### Exercise instructions
Wherever "Visitors" appears in a line, list that line.

### Data for processing
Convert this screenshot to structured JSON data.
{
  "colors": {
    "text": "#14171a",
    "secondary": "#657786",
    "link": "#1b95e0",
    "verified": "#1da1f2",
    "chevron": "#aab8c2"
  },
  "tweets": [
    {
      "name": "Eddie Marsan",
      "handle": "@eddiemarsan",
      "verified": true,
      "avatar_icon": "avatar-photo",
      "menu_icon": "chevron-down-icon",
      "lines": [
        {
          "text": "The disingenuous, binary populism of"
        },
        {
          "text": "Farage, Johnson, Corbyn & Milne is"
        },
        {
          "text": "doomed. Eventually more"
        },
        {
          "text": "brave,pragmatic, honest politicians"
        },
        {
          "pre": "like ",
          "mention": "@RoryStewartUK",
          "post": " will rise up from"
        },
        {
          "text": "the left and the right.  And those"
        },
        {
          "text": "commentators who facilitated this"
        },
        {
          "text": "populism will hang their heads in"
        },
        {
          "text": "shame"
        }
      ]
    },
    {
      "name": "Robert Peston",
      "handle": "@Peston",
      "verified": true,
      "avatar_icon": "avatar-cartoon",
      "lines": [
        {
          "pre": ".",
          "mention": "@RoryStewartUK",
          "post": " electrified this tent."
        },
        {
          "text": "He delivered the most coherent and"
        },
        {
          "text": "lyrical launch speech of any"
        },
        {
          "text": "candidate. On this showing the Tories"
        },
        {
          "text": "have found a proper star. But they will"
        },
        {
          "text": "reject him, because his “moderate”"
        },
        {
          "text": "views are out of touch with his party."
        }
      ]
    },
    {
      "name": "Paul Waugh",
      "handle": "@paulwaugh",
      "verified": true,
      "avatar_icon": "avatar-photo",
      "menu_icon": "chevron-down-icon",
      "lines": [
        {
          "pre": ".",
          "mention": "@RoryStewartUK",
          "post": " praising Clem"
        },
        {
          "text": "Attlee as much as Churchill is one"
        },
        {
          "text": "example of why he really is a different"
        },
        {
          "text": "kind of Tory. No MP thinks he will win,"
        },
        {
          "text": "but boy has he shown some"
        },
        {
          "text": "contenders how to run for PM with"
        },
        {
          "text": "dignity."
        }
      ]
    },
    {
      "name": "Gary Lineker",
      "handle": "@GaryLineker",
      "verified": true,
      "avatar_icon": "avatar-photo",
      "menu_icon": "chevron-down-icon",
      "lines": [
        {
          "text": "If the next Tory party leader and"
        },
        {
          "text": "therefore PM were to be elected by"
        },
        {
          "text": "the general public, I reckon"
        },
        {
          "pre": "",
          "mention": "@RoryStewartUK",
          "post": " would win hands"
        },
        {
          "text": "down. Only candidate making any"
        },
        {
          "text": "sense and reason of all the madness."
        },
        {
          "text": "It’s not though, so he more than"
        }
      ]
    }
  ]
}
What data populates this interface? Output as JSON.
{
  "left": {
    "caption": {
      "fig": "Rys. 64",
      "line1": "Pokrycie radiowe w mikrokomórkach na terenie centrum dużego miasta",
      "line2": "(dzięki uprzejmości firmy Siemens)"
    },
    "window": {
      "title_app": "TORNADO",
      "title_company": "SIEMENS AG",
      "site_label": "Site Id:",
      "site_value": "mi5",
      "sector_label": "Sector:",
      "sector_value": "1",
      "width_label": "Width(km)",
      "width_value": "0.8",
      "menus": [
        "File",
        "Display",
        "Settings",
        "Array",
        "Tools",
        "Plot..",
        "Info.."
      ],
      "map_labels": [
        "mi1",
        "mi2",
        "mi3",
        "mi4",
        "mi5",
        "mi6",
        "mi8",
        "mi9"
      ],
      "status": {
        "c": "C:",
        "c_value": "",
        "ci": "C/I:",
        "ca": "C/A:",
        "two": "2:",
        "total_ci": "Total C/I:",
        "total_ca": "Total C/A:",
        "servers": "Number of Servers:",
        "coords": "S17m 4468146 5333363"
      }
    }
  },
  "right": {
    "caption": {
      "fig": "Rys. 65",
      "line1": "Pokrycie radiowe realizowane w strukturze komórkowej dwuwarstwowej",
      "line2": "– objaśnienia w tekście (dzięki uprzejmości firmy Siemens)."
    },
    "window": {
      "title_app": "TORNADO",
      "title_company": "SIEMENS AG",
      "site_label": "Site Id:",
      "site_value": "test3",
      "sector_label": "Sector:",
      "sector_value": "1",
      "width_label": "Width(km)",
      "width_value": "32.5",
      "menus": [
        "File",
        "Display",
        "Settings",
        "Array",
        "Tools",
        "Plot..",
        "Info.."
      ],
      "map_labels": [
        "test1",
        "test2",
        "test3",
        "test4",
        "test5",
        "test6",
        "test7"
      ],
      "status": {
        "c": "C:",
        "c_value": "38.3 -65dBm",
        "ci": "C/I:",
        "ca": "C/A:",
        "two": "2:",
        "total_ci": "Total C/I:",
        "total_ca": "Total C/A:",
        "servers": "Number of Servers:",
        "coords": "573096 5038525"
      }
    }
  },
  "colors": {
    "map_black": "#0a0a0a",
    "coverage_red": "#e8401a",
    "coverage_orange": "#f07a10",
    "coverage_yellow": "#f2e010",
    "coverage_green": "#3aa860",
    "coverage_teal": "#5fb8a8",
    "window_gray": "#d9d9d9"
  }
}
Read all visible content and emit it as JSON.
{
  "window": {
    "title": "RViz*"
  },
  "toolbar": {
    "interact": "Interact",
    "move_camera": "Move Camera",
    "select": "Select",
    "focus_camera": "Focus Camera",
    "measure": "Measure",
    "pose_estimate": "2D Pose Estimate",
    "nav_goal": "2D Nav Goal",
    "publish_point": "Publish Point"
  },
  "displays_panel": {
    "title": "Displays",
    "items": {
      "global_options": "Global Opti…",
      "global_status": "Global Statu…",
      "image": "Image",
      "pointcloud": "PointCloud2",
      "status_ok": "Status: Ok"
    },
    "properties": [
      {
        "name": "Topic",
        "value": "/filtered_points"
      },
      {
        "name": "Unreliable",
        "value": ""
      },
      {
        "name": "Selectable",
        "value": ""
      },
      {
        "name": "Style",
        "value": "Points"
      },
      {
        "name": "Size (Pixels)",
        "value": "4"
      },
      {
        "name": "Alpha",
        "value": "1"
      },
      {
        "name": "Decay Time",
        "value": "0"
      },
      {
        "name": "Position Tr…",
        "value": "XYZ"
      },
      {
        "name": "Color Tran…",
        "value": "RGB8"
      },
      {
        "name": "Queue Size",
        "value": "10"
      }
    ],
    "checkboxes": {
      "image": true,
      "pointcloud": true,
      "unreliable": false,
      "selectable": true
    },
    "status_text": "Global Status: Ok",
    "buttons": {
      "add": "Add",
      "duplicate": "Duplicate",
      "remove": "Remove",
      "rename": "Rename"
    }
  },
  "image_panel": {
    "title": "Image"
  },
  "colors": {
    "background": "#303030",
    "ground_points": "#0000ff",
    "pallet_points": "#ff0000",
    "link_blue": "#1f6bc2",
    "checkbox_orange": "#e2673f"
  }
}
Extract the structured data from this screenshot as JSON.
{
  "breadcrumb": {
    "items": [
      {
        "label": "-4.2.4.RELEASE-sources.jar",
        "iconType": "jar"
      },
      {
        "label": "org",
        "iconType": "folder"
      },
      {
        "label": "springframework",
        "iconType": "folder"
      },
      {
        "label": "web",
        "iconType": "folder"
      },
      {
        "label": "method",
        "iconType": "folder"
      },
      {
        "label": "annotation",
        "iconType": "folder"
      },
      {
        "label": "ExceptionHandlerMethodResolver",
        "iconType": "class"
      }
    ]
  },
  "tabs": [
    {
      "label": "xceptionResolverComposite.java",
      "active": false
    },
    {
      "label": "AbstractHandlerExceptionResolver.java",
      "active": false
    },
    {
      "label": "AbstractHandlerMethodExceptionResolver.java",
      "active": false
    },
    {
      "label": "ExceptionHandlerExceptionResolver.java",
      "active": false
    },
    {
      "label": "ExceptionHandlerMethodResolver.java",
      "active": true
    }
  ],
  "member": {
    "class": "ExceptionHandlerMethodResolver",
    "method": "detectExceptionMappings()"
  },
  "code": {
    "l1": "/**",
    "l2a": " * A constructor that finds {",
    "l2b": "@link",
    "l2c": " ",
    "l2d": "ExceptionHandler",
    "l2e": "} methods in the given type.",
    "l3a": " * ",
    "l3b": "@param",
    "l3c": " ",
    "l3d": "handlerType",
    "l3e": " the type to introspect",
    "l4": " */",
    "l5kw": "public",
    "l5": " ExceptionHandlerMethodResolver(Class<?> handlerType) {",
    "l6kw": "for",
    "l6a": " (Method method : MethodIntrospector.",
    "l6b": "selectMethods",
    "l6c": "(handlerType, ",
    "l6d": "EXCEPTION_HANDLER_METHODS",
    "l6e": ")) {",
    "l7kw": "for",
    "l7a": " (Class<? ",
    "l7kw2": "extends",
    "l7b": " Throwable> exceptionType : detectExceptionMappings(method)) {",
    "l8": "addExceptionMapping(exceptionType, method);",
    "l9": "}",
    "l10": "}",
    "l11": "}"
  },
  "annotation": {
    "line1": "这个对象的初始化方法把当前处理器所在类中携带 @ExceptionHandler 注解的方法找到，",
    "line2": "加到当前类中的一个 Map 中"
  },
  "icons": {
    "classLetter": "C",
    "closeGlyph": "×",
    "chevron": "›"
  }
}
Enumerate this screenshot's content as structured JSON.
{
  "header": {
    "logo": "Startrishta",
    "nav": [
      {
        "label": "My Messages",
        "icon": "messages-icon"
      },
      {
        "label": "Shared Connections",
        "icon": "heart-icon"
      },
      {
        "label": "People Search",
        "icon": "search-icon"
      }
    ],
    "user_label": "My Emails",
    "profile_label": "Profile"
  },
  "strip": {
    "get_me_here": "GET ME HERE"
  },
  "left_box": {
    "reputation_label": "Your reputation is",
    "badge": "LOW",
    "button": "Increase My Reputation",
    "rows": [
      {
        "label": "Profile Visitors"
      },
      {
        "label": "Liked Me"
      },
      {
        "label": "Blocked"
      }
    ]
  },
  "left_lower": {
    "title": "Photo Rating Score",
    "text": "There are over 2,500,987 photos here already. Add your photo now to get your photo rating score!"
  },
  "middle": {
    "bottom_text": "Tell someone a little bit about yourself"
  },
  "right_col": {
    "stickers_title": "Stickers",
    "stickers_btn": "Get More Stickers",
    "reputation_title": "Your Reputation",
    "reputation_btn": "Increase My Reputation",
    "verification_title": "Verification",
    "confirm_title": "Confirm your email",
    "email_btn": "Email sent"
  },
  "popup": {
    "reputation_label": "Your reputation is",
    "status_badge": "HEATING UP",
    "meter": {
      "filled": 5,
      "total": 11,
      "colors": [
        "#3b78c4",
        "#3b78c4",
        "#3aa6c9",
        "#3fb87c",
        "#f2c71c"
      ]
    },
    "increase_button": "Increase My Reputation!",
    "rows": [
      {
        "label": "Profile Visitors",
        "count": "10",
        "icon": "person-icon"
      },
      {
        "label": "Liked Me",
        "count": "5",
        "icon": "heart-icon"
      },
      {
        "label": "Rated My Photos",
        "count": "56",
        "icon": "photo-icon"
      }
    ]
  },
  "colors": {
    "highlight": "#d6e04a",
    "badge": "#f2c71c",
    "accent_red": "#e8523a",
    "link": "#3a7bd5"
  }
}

### Expected output
        "label": "Profile Visitors"
        "label": "Profile Visitors",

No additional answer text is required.